**SUPPLIED TEXT**
________

He waited thirty seconds before he could ignore her no longer. Incredulous to the fact that she was almost sitting on his knee, wedged between the pole and his leg, Mr Selfish turned his head and looked at her. Was it a look or a glare? It didn't matter, she seemed as unaware of his look as he had been to the other people on the train needing a seat. She was too much for Mr Selfish. Instead of having two seats to himself in a crowded train, he had an unclean woman almost sitting on his lap. He rose indignantly and moved further into the packed carriage most likely hoping to replicate his stance elsewhere without challenge. Meanwhile, the possibly homeless and barefooted street woman had just won a battle she didn’t even know she was having.

With Mr Selfish gone, the woman quickly used the space to empty the contents of her hands on to the now empty seat beside her - a few coins, many grubby, rolled up train tickets, and an old tissue. Suddenly, her mumbling became louder. "...tally ho..." she said. I wasn't sure if I'd heard her right. Did she mean, "Come on train, let's go?"

"...tally ho...my ...," she said again but not quite loud enough for me to work out exactly what she meaning.

She continued to rummage through the small pile of what others may consider rubbish as her voice slowly became louder.

"My Tally Ho ... papers. You didn't give my papers back," she said to someone unseen. She repeated herself and began to glance toward the doors of the train that were still open waiting to begin the coming journey.

“My papers!” she yelled. “My Tally Ho papers. You didn’t give them back!”

Commuters pretended to ignore the woman while some secretly looked out the corner of their eyes to see what she was doing. Others chose to look out the window and pretend they didn’t hear the strange ramblings getting louder and sounding more agitated.

Suddenly, time seemed suspended. The commuter drinking his coffee moved in slow motion as he raised the paper cup toward his lips; as did the man placing a briefcase between his legs in preparation for the initial jolt of the train; the woman taking a book from her bag to read on the journey, and the squirming agitation of the street woman as she realised she may be about to lose her precious Tally Ho cigarette papers. The tension in the carriage was palpable.

A buzz announcing the train doors would soon be closing rang through the carriage. With an obstacle course of people and luggage between her and the only exit available, she began to make her move. A false start on the closing of the carriage doors brought her precious seconds of time.

________

**SUPPLIED RECORDS**
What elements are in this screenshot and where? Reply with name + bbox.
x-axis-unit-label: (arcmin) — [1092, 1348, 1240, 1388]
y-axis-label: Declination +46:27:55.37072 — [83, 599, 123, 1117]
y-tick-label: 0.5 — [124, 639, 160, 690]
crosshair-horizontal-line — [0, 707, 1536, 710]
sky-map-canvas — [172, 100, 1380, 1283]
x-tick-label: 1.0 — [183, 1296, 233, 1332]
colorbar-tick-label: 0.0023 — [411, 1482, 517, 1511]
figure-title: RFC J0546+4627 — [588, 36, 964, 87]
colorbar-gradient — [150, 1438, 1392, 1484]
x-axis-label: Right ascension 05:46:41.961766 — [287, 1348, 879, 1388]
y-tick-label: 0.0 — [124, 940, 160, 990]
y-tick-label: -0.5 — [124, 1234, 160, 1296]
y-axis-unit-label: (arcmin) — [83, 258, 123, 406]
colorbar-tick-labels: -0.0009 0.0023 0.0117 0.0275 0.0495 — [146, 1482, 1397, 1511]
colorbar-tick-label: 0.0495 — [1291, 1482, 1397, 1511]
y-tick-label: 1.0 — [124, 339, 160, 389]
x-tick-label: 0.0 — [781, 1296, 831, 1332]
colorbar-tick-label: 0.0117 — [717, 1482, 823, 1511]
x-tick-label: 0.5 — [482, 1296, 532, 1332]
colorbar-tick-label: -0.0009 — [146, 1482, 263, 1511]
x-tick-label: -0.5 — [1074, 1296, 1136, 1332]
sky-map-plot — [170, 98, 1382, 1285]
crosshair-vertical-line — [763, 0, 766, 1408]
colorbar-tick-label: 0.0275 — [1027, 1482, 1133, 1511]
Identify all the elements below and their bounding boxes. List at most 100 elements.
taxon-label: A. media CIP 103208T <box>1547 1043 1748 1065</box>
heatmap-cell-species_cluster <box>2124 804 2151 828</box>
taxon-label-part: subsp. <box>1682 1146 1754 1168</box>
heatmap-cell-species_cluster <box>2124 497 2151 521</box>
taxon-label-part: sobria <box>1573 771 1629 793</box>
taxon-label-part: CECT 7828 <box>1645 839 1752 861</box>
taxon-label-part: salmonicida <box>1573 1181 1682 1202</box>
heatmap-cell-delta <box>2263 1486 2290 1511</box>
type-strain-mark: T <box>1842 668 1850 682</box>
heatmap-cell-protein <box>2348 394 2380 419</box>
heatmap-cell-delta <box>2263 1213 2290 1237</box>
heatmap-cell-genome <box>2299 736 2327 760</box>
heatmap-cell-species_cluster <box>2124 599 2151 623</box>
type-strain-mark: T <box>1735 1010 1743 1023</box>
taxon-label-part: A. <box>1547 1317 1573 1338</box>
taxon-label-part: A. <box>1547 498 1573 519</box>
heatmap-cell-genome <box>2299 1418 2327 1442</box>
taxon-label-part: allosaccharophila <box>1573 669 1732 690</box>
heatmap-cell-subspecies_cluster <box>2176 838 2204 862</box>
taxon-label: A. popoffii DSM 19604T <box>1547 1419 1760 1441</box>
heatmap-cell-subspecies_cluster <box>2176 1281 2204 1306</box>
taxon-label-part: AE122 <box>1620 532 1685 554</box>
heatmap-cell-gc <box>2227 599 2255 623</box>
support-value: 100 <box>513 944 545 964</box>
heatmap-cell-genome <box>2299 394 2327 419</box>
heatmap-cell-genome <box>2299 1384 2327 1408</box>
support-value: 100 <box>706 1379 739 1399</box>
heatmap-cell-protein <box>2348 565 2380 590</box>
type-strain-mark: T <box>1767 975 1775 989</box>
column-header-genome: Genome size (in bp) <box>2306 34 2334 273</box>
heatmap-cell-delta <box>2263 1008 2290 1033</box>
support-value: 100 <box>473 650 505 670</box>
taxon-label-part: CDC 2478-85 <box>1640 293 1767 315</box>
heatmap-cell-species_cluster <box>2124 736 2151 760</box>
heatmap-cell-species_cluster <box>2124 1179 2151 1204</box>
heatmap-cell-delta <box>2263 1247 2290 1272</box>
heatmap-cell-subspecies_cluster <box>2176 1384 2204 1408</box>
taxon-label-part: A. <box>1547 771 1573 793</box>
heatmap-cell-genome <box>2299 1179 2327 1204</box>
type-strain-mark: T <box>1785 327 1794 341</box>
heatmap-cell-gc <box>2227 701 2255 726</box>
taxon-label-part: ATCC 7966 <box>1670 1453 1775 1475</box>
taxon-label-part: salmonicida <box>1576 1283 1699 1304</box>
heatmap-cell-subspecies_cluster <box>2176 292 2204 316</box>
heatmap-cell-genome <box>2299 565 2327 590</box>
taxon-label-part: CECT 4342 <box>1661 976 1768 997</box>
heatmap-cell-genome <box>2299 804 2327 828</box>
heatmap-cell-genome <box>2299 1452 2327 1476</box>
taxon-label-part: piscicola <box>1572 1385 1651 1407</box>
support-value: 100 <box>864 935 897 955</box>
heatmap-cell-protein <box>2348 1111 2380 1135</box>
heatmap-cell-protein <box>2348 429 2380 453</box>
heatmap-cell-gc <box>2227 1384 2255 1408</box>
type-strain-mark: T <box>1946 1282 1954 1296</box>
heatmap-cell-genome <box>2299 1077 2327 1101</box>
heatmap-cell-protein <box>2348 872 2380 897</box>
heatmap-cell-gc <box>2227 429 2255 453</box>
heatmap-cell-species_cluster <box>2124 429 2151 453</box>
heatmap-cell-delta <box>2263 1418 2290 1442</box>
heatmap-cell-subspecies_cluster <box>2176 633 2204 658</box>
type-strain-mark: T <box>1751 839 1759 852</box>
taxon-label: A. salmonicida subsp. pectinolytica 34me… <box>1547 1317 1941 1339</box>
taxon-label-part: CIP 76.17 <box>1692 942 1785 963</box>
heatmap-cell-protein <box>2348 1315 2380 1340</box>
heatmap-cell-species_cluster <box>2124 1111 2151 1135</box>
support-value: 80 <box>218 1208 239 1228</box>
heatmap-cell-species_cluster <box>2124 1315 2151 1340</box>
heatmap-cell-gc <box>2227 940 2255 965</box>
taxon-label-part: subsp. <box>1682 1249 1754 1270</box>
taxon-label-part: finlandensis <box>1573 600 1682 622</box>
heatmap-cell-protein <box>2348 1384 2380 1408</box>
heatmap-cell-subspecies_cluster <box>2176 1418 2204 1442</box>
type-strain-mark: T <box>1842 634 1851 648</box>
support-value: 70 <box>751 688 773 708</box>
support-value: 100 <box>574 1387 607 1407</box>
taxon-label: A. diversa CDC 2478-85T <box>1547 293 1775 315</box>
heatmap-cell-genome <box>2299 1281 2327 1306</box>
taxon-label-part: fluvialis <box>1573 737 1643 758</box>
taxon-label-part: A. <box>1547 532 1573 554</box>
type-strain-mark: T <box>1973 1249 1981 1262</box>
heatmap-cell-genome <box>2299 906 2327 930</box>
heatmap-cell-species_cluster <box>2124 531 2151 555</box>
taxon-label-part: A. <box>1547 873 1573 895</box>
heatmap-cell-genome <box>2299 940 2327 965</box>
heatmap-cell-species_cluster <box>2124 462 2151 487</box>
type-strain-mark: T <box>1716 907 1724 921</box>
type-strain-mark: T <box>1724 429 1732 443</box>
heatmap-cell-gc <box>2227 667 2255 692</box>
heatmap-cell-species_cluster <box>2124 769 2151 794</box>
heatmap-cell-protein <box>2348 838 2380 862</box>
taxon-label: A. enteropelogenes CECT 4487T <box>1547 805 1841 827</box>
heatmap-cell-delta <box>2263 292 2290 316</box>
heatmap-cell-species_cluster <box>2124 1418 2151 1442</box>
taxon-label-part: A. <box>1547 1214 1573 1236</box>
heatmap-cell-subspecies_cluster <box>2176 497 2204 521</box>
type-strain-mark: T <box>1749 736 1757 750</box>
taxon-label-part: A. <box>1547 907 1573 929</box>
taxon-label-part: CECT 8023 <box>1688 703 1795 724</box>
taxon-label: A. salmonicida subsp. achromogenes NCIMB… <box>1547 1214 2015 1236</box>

________

**REQUIRED WORK**
1) In the train story, list every person shown moving in slow motion when time seemed suspended.
2) Carry on the train story about the street woman, picking up after its final sentence.
The lines above are separate material.

**PER-TASK OUTPUTS**
1)
- The commuter drinking his coffee, raising the paper cup toward his lips
- The man placing a briefcase between his legs for the train's initial jolt
- The woman taking a book from her bag to read on the journey
- The street woman, squirming in agitation over her Tally Ho cigarette papers

2)
Again, she called in a louder voice, "My Tally Ho papers. You didn't give my papers back!"

It felt as if the collective breath of the train travellers was now being held as she quickly grabbed her pile of treasures and began to charge for the doors. I heard the woman beside me, a fellow traveller with oversized suitcase, "O, oh." Suddenly, our barefoot, grubby street woman with the amazing hair started yelling one final time, "Hey, you didn't give me back my Tally Ho papers."

With as much speed as she could muster, and full of purpose, she was off! We were all watching now as the click signifying the doors were about to close sounded again. Those that stood between her and her Tally Ho papers had the choice to move out of the way or risk being bowled over in her panic.

Who would win? The closing carriage doors or our unusual woman?

In slow motion, we watched as she sprinted for the exit. The clunk of the closing doors echoed through the timeless carriage. We all watched now with baited breath as she bolted towards the exit. With millimetres to spare, she swung her body sideways to slip through the tiny opening like Indiana Jones or James Bond in a race against time.

She had made it. How I don’t know! A collective sigh of relief could be heard from those she left behind. Now standing safely back on the platform she again began to yell anew for the perpetrator that had absconded with her Tally Ho papers to return them. As the train pulled away from the station I watched the slightly dazed, barefooted woman with amazing hair look around her unsure of which way to go but, no doubt planning her next move.

To this day, five years on, I’ve often wondered if she got her papers back.